## Exercise directions
Reproduce the listing below verbatim.

⟨

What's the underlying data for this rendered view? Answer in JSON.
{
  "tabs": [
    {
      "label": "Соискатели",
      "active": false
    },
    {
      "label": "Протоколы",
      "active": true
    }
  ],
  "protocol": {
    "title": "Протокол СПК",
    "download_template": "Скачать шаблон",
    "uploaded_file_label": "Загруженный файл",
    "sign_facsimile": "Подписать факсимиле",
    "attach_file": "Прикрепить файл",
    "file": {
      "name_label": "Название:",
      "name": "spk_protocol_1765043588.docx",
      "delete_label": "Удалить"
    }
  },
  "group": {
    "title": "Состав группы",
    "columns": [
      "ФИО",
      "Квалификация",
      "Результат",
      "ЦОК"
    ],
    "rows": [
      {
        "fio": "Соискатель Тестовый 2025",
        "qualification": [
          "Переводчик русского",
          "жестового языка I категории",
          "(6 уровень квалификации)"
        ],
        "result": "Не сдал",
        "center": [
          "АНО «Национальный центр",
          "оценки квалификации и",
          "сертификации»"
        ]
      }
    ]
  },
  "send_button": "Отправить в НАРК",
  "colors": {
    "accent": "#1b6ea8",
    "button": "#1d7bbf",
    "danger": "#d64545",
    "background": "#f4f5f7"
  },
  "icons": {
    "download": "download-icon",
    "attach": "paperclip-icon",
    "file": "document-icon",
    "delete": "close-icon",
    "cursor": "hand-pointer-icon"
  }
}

⟩

## Result of the exercise
What's the underlying data for this rendered view? Answer in JSON.
{
  "tabs": [
    {
      "label": "Соискатели",
      "active": false
    },
    {
      "label": "Протоколы",
      "active": true
    }
  ],
  "protocol": {
    "title": "Протокол СПК",
    "download_template": "Скачать шаблон",
    "uploaded_file_label": "Загруженный файл",
    "sign_facsimile": "Подписать факсимиле",
    "attach_file": "Прикрепить файл",
    "file": {
      "name_label": "Название:",
      "name": "spk_protocol_1765043588.docx",
      "delete_label": "Удалить"
    }
  },
  "group": {
    "title": "Состав группы",
    "columns": [
      "ФИО",
      "Квалификация",
      "Результат",
      "ЦОК"
    ],
    "rows": [
      {
        "fio": "Соискатель Тестовый 2025",
        "qualification": [
          "Переводчик русского",
          "жестового языка I категории",
          "(6 уровень квалификации)"
        ],
        "result": "Не сдал",
        "center": [
          "АНО «Национальный центр",
          "оценки квалификации и",
          "сертификации»"
        ]
      }
    ]
  },
  "send_button": "Отправить в НАРК",
  "colors": {
    "accent": "#1b6ea8",
    "button": "#1d7bbf",
    "danger": "#d64545",
    "background": "#f4f5f7"
  },
  "icons": {
    "download": "download-icon",
    "attach": "paperclip-icon",
    "file": "document-icon",
    "delete": "close-icon",
    "cursor": "hand-pointer-icon"
  }
}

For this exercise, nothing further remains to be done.